What you need to do:
Produce the listing below again, exactly as shown.
[The data start]
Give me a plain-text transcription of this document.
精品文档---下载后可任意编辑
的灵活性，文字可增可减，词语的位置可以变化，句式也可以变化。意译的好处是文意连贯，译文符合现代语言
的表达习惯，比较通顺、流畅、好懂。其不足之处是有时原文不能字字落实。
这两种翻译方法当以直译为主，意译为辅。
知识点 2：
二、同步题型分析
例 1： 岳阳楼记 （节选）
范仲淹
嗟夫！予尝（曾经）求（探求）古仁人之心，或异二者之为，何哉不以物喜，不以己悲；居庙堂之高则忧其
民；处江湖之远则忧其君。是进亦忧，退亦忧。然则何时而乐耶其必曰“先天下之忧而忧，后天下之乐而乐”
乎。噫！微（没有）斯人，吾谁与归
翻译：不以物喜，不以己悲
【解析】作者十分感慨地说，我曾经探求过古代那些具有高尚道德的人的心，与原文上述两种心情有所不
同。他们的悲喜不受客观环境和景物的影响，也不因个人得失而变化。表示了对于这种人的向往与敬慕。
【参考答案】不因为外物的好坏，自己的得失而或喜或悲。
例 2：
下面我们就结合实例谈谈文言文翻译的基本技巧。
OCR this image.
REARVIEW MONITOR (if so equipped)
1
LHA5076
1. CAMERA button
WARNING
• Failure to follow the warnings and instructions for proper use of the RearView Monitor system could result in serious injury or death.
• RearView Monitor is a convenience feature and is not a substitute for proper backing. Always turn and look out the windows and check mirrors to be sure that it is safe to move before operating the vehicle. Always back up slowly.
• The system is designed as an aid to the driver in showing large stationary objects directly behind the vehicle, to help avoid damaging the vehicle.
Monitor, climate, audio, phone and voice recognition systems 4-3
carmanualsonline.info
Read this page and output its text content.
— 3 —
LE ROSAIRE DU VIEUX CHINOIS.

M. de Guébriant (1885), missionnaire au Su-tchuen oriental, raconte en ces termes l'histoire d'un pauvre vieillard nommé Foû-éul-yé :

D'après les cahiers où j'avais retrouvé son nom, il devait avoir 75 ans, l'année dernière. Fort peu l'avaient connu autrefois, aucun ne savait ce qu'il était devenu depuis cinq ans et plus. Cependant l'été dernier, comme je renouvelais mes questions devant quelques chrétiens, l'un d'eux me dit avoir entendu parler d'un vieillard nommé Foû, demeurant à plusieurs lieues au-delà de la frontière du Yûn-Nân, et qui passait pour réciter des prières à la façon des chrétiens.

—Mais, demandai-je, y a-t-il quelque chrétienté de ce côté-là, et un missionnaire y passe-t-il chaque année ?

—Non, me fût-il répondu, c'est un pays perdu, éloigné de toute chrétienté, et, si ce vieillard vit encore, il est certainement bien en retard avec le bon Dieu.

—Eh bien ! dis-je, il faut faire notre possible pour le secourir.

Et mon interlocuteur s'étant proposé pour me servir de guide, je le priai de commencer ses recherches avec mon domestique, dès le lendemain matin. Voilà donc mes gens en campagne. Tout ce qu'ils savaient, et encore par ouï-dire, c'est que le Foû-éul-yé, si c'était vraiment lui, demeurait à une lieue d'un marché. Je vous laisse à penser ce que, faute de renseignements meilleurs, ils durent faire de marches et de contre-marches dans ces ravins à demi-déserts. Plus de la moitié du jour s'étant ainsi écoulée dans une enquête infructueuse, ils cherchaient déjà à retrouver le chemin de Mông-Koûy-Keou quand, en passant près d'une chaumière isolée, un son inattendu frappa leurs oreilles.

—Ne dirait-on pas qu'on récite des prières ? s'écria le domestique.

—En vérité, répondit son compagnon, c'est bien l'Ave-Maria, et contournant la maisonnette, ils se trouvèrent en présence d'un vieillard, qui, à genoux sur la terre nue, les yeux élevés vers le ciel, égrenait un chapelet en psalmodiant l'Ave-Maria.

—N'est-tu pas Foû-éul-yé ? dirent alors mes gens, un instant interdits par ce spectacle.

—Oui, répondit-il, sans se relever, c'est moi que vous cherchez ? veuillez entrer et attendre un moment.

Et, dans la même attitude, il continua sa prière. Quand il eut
[The data end]
Completed exercise:
Give me a plain-text transcription of this document.
精品文档---下载后可任意编辑
的灵活性，文字可增可减，词语的位置可以变化，句式也可以变化。意译的好处是文意连贯，译文符合现代语言
的表达习惯，比较通顺、流畅、好懂。其不足之处是有时原文不能字字落实。
这两种翻译方法当以直译为主，意译为辅。
知识点 2：
二、同步题型分析
例 1： 岳阳楼记 （节选）
范仲淹
嗟夫！予尝（曾经）求（探求）古仁人之心，或异二者之为，何哉不以物喜，不以己悲；居庙堂之高则忧其
民；处江湖之远则忧其君。是进亦忧，退亦忧。然则何时而乐耶其必曰“先天下之忧而忧，后天下之乐而乐”
乎。噫！微（没有）斯人，吾谁与归
翻译：不以物喜，不以己悲
【解析】作者十分感慨地说，我曾经探求过古代那些具有高尚道德的人的心，与原文上述两种心情有所不
同。他们的悲喜不受客观环境和景物的影响，也不因个人得失而变化。表示了对于这种人的向往与敬慕。
【参考答案】不因为外物的好坏，自己的得失而或喜或悲。
例 2：
下面我们就结合实例谈谈文言文翻译的基本技巧。
OCR this image.
REARVIEW MONITOR (if so equipped)
1
LHA5076
1. CAMERA button
WARNING
• Failure to follow the warnings and instructions for proper use of the RearView Monitor system could result in serious injury or death.
• RearView Monitor is a convenience feature and is not a substitute for proper backing. Always turn and look out the windows and check mirrors to be sure that it is safe to move before operating the vehicle. Always back up slowly.
• The system is designed as an aid to the driver in showing large stationary objects directly behind the vehicle, to help avoid damaging the vehicle.
Monitor, climate, audio, phone and voice recognition systems 4-3
carmanualsonline.info
Read this page and output its text content.
— 3 —
LE ROSAIRE DU VIEUX CHINOIS.

M. de Guébriant (1885), missionnaire au Su-tchuen oriental, raconte en ces termes l'histoire d'un pauvre vieillard nommé Foû-éul-yé :

D'après les cahiers où j'avais retrouvé son nom, il devait avoir 75 ans, l'année dernière. Fort peu l'avaient connu autrefois, aucun ne savait ce qu'il était devenu depuis cinq ans et plus. Cependant l'été dernier, comme je renouvelais mes questions devant quelques chrétiens, l'un d'eux me dit avoir entendu parler d'un vieillard nommé Foû, demeurant à plusieurs lieues au-delà de la frontière du Yûn-Nân, et qui passait pour réciter des prières à la façon des chrétiens.

—Mais, demandai-je, y a-t-il quelque chrétienté de ce côté-là, et un missionnaire y passe-t-il chaque année ?

—Non, me fût-il répondu, c'est un pays perdu, éloigné de toute chrétienté, et, si ce vieillard vit encore, il est certainement bien en retard avec le bon Dieu.

—Eh bien ! dis-je, il faut faire notre possible pour le secourir.

Et mon interlocuteur s'étant proposé pour me servir de guide, je le priai de commencer ses recherches avec mon domestique, dès le lendemain matin. Voilà donc mes gens en campagne. Tout ce qu'ils savaient, et encore par ouï-dire, c'est que le Foû-éul-yé, si c'était vraiment lui, demeurait à une lieue d'un marché. Je vous laisse à penser ce que, faute de renseignements meilleurs, ils durent faire de marches et de contre-marches dans ces ravins à demi-déserts. Plus de la moitié du jour s'étant ainsi écoulée dans une enquête infructueuse, ils cherchaient déjà à retrouver le chemin de Mông-Koûy-Keou quand, en passant près d'une chaumière isolée, un son inattendu frappa leurs oreilles.

—Ne dirait-on pas qu'on récite des prières ? s'écria le domestique.

—En vérité, répondit son compagnon, c'est bien l'Ave-Maria, et contournant la maisonnette, ils se trouvèrent en présence d'un vieillard, qui, à genoux sur la terre nue, les yeux élevés vers le ciel, égrenait un chapelet en psalmodiant l'Ave-Maria.

—N'est-tu pas Foû-éul-yé ? dirent alors mes gens, un instant interdits par ce spectacle.

—Oui, répondit-il, sans se relever, c'est moi que vous cherchez ? veuillez entrer et attendre un moment.

Et, dans la même attitude, il continua sa prière. Quand il eut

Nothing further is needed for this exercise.